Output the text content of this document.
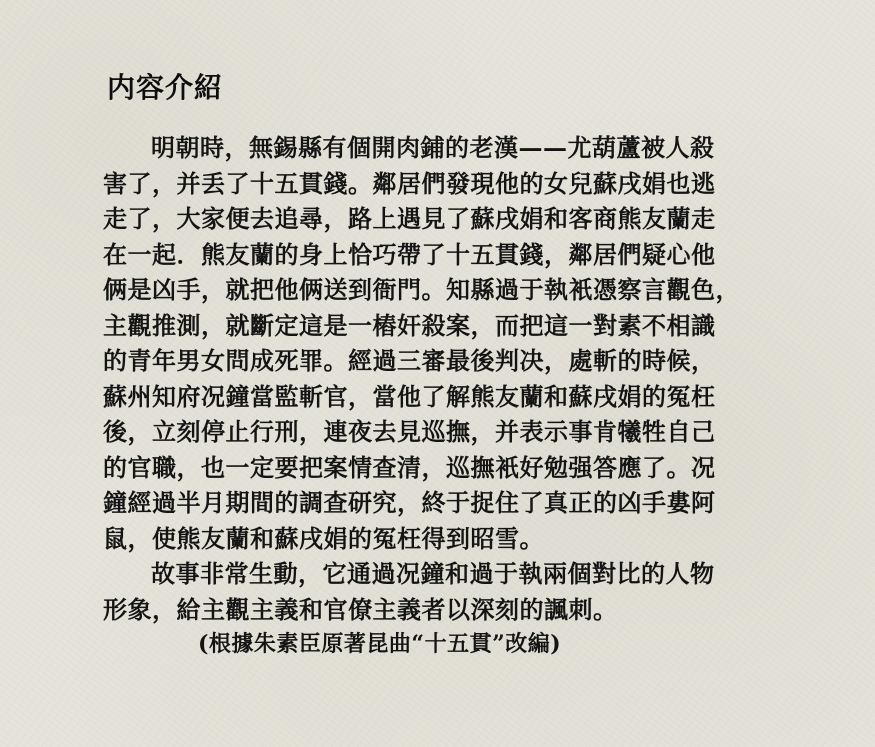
内容介紹
明朝時，無錫縣有個開肉鋪的老漢——尤葫蘆被人殺
害了，并丢了十五貫錢。鄰居們發現他的女兒蘇戌娟也逃
走了，大家便去追尋，路上遇見了蘇戌娟和客商熊友蘭走
在一起．熊友蘭的身上恰巧帶了十五貫錢，鄰居們疑心他
俩是凶手，就把他俩送到衙門。知縣過于執衹憑察言觀色，
主觀推測，就斷定這是一樁奸殺案，而把這一對素不相識
的青年男女問成死罪。經過三審最後判决，處斬的時候，
蘇州知府况鐘當監斬官，當他了解熊友蘭和蘇戌娟的冤枉
後，立刻停止行刑，連夜去見巡撫，并表示事肯犧牲自己
的官職，也一定要把案情查清，巡撫衹好勉强答應了。况
鐘經過半月期間的調查研究，終于捉住了真正的凶手婁阿
鼠，使熊友蘭和蘇戌娟的冤枉得到昭雪。
故事非常生動，它通過况鐘和過于執兩個對比的人物
形象，給主觀主義和官僚主義者以深刻的諷刺。
(根據朱素臣原著昆曲“十五貫”改編)
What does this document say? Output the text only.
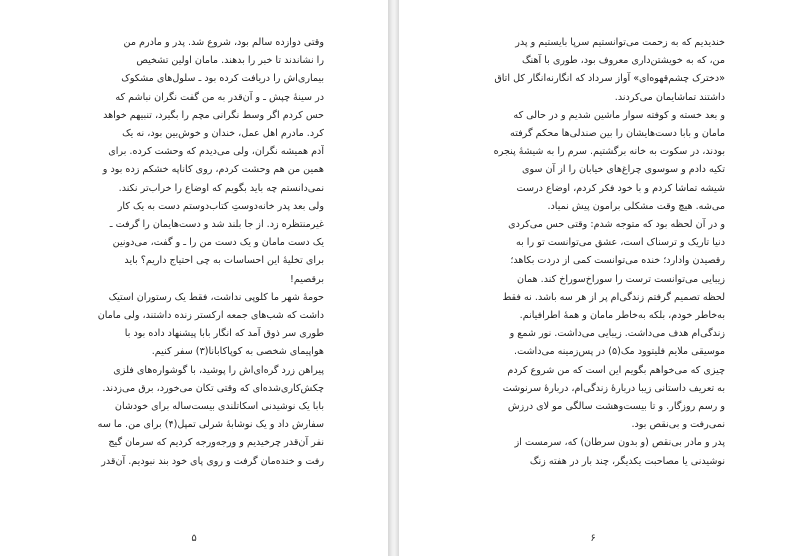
وقتی دوازده سالم بود، شروع شد. پدر و مادرم من
را نشاندند تا خبر را بدهند. مامان اولین تشخیص
بیماری‌اش را دریافت کرده بود ـ سلول‌های مشکوک
در سینهٔ چپش ـ و آن‌قدر به من گفت نگران نباشم که
حس کردم اگر وسط نگرانی مچم را بگیرد، تنبیهم خواهد
کرد. مادرم اهل عمل، خندان و خوش‌بین بود، نه یک
آدم همیشه نگران، ولی می‌دیدم که وحشت کرده. برای
همین من هم وحشت کردم، روی کاناپه خشکم زده بود و
نمی‌دانستم چه باید بگویم که اوضاع را خراب‌تر نکند.
ولی بعد پدر خانه‌دوستِ کتاب‌دوستم دست به یک کار
غیرمنتظره زد. از جا بلند شد و دست‌هایمان را گرفت ـ
یک دست مامان و یک دست من را ـ و گفت، می‌دونین
برای تخلیهٔ این احساسات به چی احتیاج داریم؟ باید
برقصیم!
حومهٔ شهر ما کلوپی نداشت، فقط یک رستوران استیک
داشت که شب‌های جمعه ارکستر زنده داشتند، ولی مامان
طوری سر ذوق آمد که انگار بابا پیشنهاد داده بود با
هواپیمای شخصی به کوپاکابانا(۳) سفر کنیم.
پیراهن زرد گره‌ای‌اش را پوشید، با گوشواره‌های فلزی
چکش‌کاری‌شده‌ای که وقتی تکان می‌خورد، برق می‌زدند.
بابا یک نوشیدنی اسکاتلندی بیست‌ساله برای خودشان
سفارش داد و یک نوشابهٔ شرلی تمپل(۴) برای من. ما سه
نفر آن‌قدر چرخیدیم و ورجه‌ورجه کردیم که سرمان گیج
رفت و خنده‌مان گرفت و روی پای خود بند نبودیم. آن‌قدر
۵
خندیدیم که به زحمت می‌توانستیم سرپا بایستیم و پدر
من، که به خویشتن‌داری معروف بود، طوری با آهنگ
«دخترک چشم‌قهوه‌ای» آواز سرداد که انگارنه‌انگار کل اتاق
داشتند تماشایمان می‌کردند.
و بعد خسته و کوفته سوار ماشین شدیم و در حالی که
مامان و بابا دست‌هایشان را بین صندلی‌ها محکم گرفته
بودند، در سکوت به خانه برگشتیم. سرم را به شیشهٔ پنجره
تکیه دادم و سوسوی چراغ‌های خیابان را از آن سوی
شیشه تماشا کردم و با خود فکر کردم، اوضاع درست
می‌شه. هیچ وقت مشکلی برامون پیش نمیاد.
و در آن لحظه بود که متوجه شدم: وقتی حس می‌کردی
دنیا تاریک و ترسناک است، عشق می‌توانست تو را به
رقصیدن وادارد؛ خنده می‌توانست کمی از دردت بکاهد؛
زیبایی می‌توانست ترست را سوراخ‌سوراخ کند. همان
لحظه تصمیم گرفتم زندگی‌ام پر از هر سه باشد. نه فقط
به‌خاطر خودم، بلکه به‌خاطر مامان و همهٔ اطرافیانم.
زندگی‌ام هدف می‌داشت. زیبایی می‌داشت. نور شمع و
موسیقی ملایم فلیتوود مک(۵) در پس‌زمینه می‌داشت.
چیزی که می‌خواهم بگویم این است که من شروع کردم
به تعریف داستانی زیبا دربارهٔ زندگی‌ام، دربارهٔ سرنوشت
و رسم روزگار. و تا بیست‌وهشت سالگی مو لای درزش
نمی‌رفت و بی‌نقص بود.
پدر و مادر بی‌نقص (و بدون سرطان) که، سرمست از
نوشیدنی یا مصاحبت یکدیگر، چند بار در هفته زنگ
۶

Given exercise | Give a single number: the count of lines above that include the word "لحظه".

Response to the exercise | 2